▸ **Task to complete**: Report every line in the listing below where the string "open" shows up.

▸ **Supplied material**:
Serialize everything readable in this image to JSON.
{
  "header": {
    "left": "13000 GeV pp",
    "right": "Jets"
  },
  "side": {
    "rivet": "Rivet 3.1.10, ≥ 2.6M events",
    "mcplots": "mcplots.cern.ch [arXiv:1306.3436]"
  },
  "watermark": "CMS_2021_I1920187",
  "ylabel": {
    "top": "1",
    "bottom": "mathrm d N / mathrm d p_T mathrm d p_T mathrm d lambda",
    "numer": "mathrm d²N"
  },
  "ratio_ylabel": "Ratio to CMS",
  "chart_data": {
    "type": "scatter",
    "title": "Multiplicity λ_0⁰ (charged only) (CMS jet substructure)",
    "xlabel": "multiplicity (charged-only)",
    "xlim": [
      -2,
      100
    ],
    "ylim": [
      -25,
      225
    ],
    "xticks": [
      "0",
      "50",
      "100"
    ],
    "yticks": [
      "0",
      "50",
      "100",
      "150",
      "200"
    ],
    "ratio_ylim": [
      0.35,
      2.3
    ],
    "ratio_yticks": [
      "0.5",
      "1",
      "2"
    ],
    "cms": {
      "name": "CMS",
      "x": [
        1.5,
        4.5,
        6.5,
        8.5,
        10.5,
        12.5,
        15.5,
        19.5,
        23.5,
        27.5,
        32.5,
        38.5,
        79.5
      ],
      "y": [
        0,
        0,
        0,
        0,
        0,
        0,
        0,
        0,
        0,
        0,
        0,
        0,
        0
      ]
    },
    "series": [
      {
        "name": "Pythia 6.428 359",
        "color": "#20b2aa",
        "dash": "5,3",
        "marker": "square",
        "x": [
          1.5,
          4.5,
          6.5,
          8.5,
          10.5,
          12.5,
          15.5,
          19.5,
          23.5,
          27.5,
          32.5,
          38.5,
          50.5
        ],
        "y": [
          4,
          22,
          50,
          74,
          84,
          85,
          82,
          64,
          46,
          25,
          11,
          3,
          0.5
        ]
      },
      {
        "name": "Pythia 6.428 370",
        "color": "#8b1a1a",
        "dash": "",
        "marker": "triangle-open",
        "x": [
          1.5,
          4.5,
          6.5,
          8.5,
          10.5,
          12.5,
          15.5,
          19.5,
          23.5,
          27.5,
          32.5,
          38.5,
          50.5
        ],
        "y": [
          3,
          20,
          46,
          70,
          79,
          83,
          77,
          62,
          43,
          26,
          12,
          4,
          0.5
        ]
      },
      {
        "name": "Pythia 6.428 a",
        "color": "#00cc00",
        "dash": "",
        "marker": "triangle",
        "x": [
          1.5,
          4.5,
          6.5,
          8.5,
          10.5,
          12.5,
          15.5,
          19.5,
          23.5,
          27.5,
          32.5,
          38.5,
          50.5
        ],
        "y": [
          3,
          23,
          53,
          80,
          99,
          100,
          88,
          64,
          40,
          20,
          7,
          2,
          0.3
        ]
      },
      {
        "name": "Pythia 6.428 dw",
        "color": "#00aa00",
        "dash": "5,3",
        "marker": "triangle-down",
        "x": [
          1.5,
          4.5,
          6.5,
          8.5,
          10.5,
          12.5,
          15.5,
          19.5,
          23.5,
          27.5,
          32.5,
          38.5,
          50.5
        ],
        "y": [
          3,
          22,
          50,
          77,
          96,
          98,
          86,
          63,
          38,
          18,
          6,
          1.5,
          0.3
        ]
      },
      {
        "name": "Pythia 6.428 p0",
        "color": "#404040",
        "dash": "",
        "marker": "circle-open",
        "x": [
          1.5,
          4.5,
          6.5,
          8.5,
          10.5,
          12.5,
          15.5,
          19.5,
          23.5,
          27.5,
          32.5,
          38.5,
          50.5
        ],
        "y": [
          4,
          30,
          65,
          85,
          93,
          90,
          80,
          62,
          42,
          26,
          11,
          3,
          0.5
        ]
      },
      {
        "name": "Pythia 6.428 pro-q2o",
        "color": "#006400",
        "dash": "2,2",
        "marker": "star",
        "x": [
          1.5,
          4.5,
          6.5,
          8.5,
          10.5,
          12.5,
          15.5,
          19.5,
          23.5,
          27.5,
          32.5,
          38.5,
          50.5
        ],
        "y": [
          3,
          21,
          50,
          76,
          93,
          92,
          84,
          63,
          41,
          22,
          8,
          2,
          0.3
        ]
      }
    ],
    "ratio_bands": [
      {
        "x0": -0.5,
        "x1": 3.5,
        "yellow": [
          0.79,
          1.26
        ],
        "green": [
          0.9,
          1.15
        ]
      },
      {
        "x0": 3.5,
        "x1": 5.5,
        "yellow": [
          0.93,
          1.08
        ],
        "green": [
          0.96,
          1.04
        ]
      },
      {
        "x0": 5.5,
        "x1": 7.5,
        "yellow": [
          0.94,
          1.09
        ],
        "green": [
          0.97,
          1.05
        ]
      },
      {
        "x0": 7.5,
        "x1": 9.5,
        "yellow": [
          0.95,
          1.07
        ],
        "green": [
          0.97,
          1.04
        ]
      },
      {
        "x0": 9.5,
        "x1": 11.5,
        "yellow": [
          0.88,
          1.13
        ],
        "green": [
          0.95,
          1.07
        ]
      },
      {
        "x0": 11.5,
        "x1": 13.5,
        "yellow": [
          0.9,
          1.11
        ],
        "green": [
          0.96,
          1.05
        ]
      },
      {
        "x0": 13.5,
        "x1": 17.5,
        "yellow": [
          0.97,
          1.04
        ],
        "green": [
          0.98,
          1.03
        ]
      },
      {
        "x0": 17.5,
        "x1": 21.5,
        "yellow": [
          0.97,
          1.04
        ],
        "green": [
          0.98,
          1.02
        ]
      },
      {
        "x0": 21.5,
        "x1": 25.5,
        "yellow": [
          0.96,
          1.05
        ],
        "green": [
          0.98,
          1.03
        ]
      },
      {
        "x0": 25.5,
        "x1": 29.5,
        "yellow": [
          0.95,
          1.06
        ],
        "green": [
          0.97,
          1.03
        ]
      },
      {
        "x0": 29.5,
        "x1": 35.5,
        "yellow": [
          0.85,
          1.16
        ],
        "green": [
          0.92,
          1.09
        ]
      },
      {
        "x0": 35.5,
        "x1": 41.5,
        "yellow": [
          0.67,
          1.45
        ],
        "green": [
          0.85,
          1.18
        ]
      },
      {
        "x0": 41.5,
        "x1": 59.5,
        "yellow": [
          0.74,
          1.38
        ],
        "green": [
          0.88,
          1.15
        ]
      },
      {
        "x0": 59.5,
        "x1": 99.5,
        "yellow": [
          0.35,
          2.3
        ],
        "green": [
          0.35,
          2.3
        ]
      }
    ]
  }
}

▸ **Expected output**:
        "marker": "triangle-open",
        "marker": "circle-open",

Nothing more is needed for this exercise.